Material provided:
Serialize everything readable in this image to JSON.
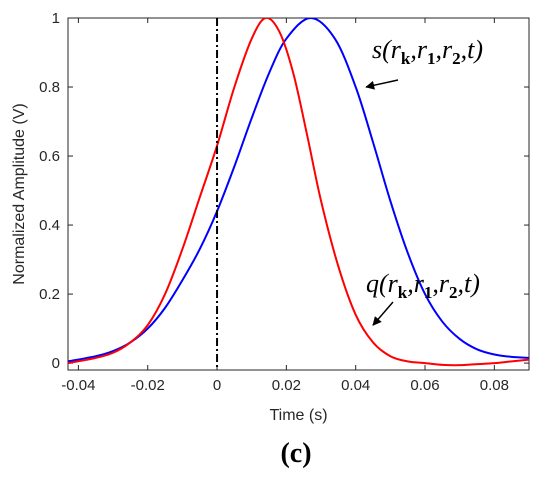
{
  "chart_data": {
    "type": "line",
    "xlabel": "Time (s)",
    "ylabel": "Normalized Amplitude (V)",
    "xlim": [
      -0.043,
      0.09
    ],
    "ylim": [
      -0.02,
      1.0
    ],
    "x_ticks": [
      -0.04,
      -0.02,
      0,
      0.02,
      0.04,
      0.06,
      0.08
    ],
    "x_tick_labels": [
      "-0.04",
      "-0.02",
      "0",
      "0.02",
      "0.04",
      "0.06",
      "0.08"
    ],
    "y_ticks": [
      0,
      0.2,
      0.4,
      0.6,
      0.8,
      1
    ],
    "y_tick_labels": [
      "0",
      "0.2",
      "0.4",
      "0.6",
      "0.8",
      "1"
    ],
    "panel_label": "(c)",
    "series": [
      {
        "color": "#ff0000",
        "x": [
          -0.043,
          -0.035,
          -0.03,
          -0.025,
          -0.02,
          -0.015,
          -0.01,
          -0.005,
          0,
          0.005,
          0.01,
          0.014,
          0.018,
          0.022,
          0.026,
          0.03,
          0.035,
          0.04,
          0.045,
          0.05,
          0.055,
          0.06,
          0.065,
          0.07,
          0.075,
          0.08,
          0.085,
          0.09
        ],
        "y": [
          0.0,
          0.015,
          0.03,
          0.06,
          0.11,
          0.2,
          0.33,
          0.48,
          0.63,
          0.8,
          0.94,
          1.0,
          0.96,
          0.84,
          0.66,
          0.47,
          0.28,
          0.14,
          0.06,
          0.02,
          0.005,
          0.0,
          -0.005,
          -0.006,
          -0.003,
          0.0,
          0.005,
          0.01
        ]
      },
      {
        "color": "#0000ff",
        "x": [
          -0.043,
          -0.035,
          -0.03,
          -0.025,
          -0.02,
          -0.015,
          -0.01,
          -0.005,
          0,
          0.005,
          0.01,
          0.015,
          0.02,
          0.027,
          0.034,
          0.04,
          0.045,
          0.05,
          0.055,
          0.06,
          0.065,
          0.07,
          0.075,
          0.08,
          0.085,
          0.09
        ],
        "y": [
          0.005,
          0.02,
          0.035,
          0.06,
          0.1,
          0.16,
          0.24,
          0.33,
          0.44,
          0.57,
          0.71,
          0.84,
          0.94,
          1.0,
          0.94,
          0.8,
          0.64,
          0.47,
          0.32,
          0.2,
          0.12,
          0.07,
          0.04,
          0.025,
          0.018,
          0.015
        ]
      }
    ],
    "vertical_line_x": 0,
    "annotations": [
      {
        "parts": [
          "s(r",
          "k",
          ",r",
          "1",
          ",r",
          "2",
          ",t)"
        ],
        "target": [
          0.043,
          0.8
        ]
      },
      {
        "parts": [
          "q(r",
          "k",
          ",r",
          "1",
          ",r",
          "2",
          ",t)"
        ],
        "target": [
          0.045,
          0.11
        ]
      }
    ]
  }
}
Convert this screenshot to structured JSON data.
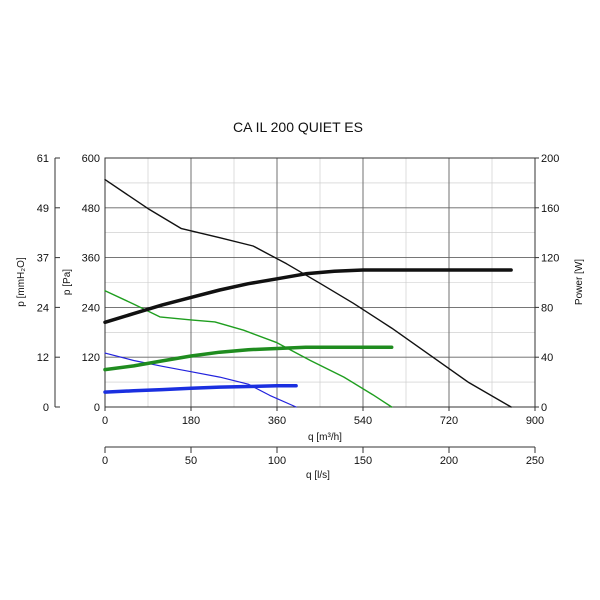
{
  "chart_data": {
    "type": "line",
    "title": "CA IL 200 QUIET ES",
    "xlabel": "q [m³/h]",
    "xlim": [
      0,
      900
    ],
    "xticks": [
      "0",
      "180",
      "360",
      "540",
      "720",
      "900"
    ],
    "secondary_x": {
      "label": "q [l/s]",
      "lim": [
        0,
        250
      ],
      "ticks": [
        "0",
        "50",
        "100",
        "150",
        "200",
        "250"
      ]
    },
    "ylabel": "p [Pa]",
    "ylim": [
      0,
      600
    ],
    "yticks": [
      "0",
      "120",
      "240",
      "360",
      "480",
      "600"
    ],
    "outer_y": {
      "label": "p [mmH₂O]",
      "ticks": [
        "0",
        "12",
        "24",
        "37",
        "49",
        "61"
      ]
    },
    "right_y": {
      "label": "Power [W]",
      "lim": [
        0,
        200
      ],
      "ticks": [
        "0",
        "40",
        "80",
        "120",
        "160",
        "200"
      ]
    },
    "grid": true,
    "series": [
      {
        "axis": "pressure",
        "color": "#111111",
        "width": 1.4,
        "x": [
          0,
          90,
          160,
          240,
          310,
          380,
          450,
          520,
          600,
          680,
          760,
          850
        ],
        "y": [
          548,
          478,
          430,
          408,
          388,
          345,
          298,
          250,
          190,
          125,
          60,
          0
        ]
      },
      {
        "axis": "pressure",
        "color": "#1f9e1f",
        "width": 1.4,
        "x": [
          0,
          60,
          115,
          180,
          230,
          290,
          360,
          430,
          500,
          560,
          600
        ],
        "y": [
          280,
          248,
          217,
          210,
          205,
          185,
          155,
          112,
          72,
          30,
          0
        ]
      },
      {
        "axis": "pressure",
        "color": "#2222dd",
        "width": 1.2,
        "x": [
          0,
          60,
          120,
          180,
          240,
          300,
          345,
          400
        ],
        "y": [
          130,
          112,
          98,
          85,
          72,
          55,
          28,
          0
        ]
      },
      {
        "axis": "power",
        "color": "#111111",
        "width": 3.5,
        "x": [
          0,
          60,
          120,
          180,
          240,
          300,
          360,
          420,
          480,
          540,
          600,
          700,
          800,
          850
        ],
        "y": [
          68,
          75,
          82,
          88,
          94,
          99,
          103,
          107,
          109,
          110,
          110,
          110,
          110,
          110
        ]
      },
      {
        "axis": "power",
        "color": "#1f8c1f",
        "width": 3.5,
        "x": [
          0,
          60,
          120,
          180,
          240,
          300,
          360,
          420,
          480,
          540,
          600
        ],
        "y": [
          30,
          33,
          37,
          41,
          44,
          46,
          47,
          48,
          48,
          48,
          48
        ]
      },
      {
        "axis": "power",
        "color": "#1a2fe0",
        "width": 3.5,
        "x": [
          0,
          60,
          120,
          180,
          240,
          300,
          360,
          400
        ],
        "y": [
          12,
          13,
          14,
          15,
          16,
          16.5,
          17,
          17
        ]
      }
    ]
  }
}
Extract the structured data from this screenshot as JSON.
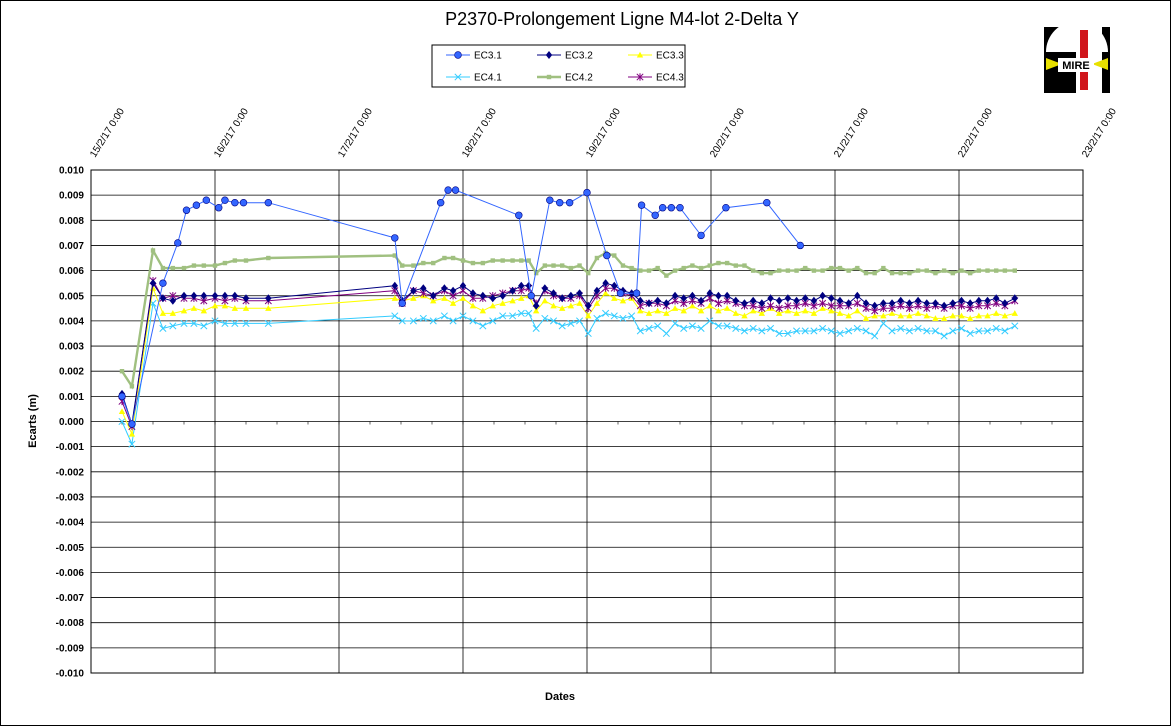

Goal: Go through the listing above and quote it exactly, apart from its images.

Written answer:
Serialize everything readable in this image to JSON.
{
  "chart_data": {
    "type": "line",
    "xlabel": "Time (s)",
    "ylabel": "Normalized Amplitude (V)",
    "xlim": [
      -0.043,
      0.09
    ],
    "ylim": [
      -0.02,
      1.0
    ],
    "x_ticks": [
      -0.04,
      -0.02,
      0,
      0.02,
      0.04,
      0.06,
      0.08
    ],
    "x_tick_labels": [
      "-0.04",
      "-0.02",
      "0",
      "0.02",
      "0.04",
      "0.06",
      "0.08"
    ],
    "y_ticks": [
      0,
      0.2,
      0.4,
      0.6,
      0.8,
      1
    ],
    "y_tick_labels": [
      "0",
      "0.2",
      "0.4",
      "0.6",
      "0.8",
      "1"
    ],
    "panel_label": "(c)",
    "series": [
      {
        "color": "#ff0000",
        "x": [
          -0.043,
          -0.035,
          -0.03,
          -0.025,
          -0.02,
          -0.015,
          -0.01,
          -0.005,
          0,
          0.005,
          0.01,
          0.014,
          0.018,
          0.022,
          0.026,
          0.03,
          0.035,
          0.04,
          0.045,
          0.05,
          0.055,
          0.06,
          0.065,
          0.07,
          0.075,
          0.08,
          0.085,
          0.09
        ],
        "y": [
          0.0,
          0.015,
          0.03,
          0.06,
          0.11,
          0.2,
          0.33,
          0.48,
          0.63,
          0.8,
          0.94,
          1.0,
          0.96,
          0.84,
          0.66,
          0.47,
          0.28,
          0.14,
          0.06,
          0.02,
          0.005,
          0.0,
          -0.005,
          -0.006,
          -0.003,
          0.0,
          0.005,
          0.01
        ]
      },
      {
        "color": "#0000ff",
        "x": [
          -0.043,
          -0.035,
          -0.03,
          -0.025,
          -0.02,
          -0.015,
          -0.01,
          -0.005,
          0,
          0.005,
          0.01,
          0.015,
          0.02,
          0.027,
          0.034,
          0.04,
          0.045,
          0.05,
          0.055,
          0.06,
          0.065,
          0.07,
          0.075,
          0.08,
          0.085,
          0.09
        ],
        "y": [
          0.005,
          0.02,
          0.035,
          0.06,
          0.1,
          0.16,
          0.24,
          0.33,
          0.44,
          0.57,
          0.71,
          0.84,
          0.94,
          1.0,
          0.94,
          0.8,
          0.64,
          0.47,
          0.32,
          0.2,
          0.12,
          0.07,
          0.04,
          0.025,
          0.018,
          0.015
        ]
      }
    ],
    "vertical_line_x": 0,
    "annotations": [
      {
        "parts": [
          "s(r",
          "k",
          ",r",
          "1",
          ",r",
          "2",
          ",t)"
        ],
        "target": [
          0.043,
          0.8
        ]
      },
      {
        "parts": [
          "q(r",
          "k",
          ",r",
          "1",
          ",r",
          "2",
          ",t)"
        ],
        "target": [
          0.045,
          0.11
        ]
      }
    ]
  }
}
Convert this screenshot to structured JSON data.
{
  "chart_data": {
    "type": "line",
    "title": "CA IL 200 QUIET ES",
    "xlabel": "q [m³/h]",
    "xlim": [
      0,
      900
    ],
    "xticks": [
      "0",
      "180",
      "360",
      "540",
      "720",
      "900"
    ],
    "secondary_x": {
      "label": "q [l/s]",
      "lim": [
        0,
        250
      ],
      "ticks": [
        "0",
        "50",
        "100",
        "150",
        "200",
        "250"
      ]
    },
    "ylabel": "p [Pa]",
    "ylim": [
      0,
      600
    ],
    "yticks": [
      "0",
      "120",
      "240",
      "360",
      "480",
      "600"
    ],
    "outer_y": {
      "label": "p [mmH₂O]",
      "ticks": [
        "0",
        "12",
        "24",
        "37",
        "49",
        "61"
      ]
    },
    "right_y": {
      "label": "Power [W]",
      "lim": [
        0,
        200
      ],
      "ticks": [
        "0",
        "40",
        "80",
        "120",
        "160",
        "200"
      ]
    },
    "grid": true,
    "series": [
      {
        "axis": "pressure",
        "color": "#111111",
        "width": 1.4,
        "x": [
          0,
          90,
          160,
          240,
          310,
          380,
          450,
          520,
          600,
          680,
          760,
          850
        ],
        "y": [
          548,
          478,
          430,
          408,
          388,
          345,
          298,
          250,
          190,
          125,
          60,
          0
        ]
      },
      {
        "axis": "pressure",
        "color": "#1f9e1f",
        "width": 1.4,
        "x": [
          0,
          60,
          115,
          180,
          230,
          290,
          360,
          430,
          500,
          560,
          600
        ],
        "y": [
          280,
          248,
          217,
          210,
          205,
          185,
          155,
          112,
          72,
          30,
          0
        ]
      },
      {
        "axis": "pressure",
        "color": "#2222dd",
        "width": 1.2,
        "x": [
          0,
          60,
          120,
          180,
          240,
          300,
          345,
          400
        ],
        "y": [
          130,
          112,
          98,
          85,
          72,
          55,
          28,
          0
        ]
      },
      {
        "axis": "power",
        "color": "#111111",
        "width": 3.5,
        "x": [
          0,
          60,
          120,
          180,
          240,
          300,
          360,
          420,
          480,
          540,
          600,
          700,
          800,
          850
        ],
        "y": [
          68,
          75,
          82,
          88,
          94,
          99,
          103,
          107,
          109,
          110,
          110,
          110,
          110,
          110
        ]
      },
      {
        "axis": "power",
        "color": "#1f8c1f",
        "width": 3.5,
        "x": [
          0,
          60,
          120,
          180,
          240,
          300,
          360,
          420,
          480,
          540,
          600
        ],
        "y": [
          30,
          33,
          37,
          41,
          44,
          46,
          47,
          48,
          48,
          48,
          48
        ]
      },
      {
        "axis": "power",
        "color": "#1a2fe0",
        "width": 3.5,
        "x": [
          0,
          60,
          120,
          180,
          240,
          300,
          360,
          400
        ],
        "y": [
          12,
          13,
          14,
          15,
          16,
          16.5,
          17,
          17
        ]
      }
    ]
  }
}
Extract the structured data from this screenshot as JSON.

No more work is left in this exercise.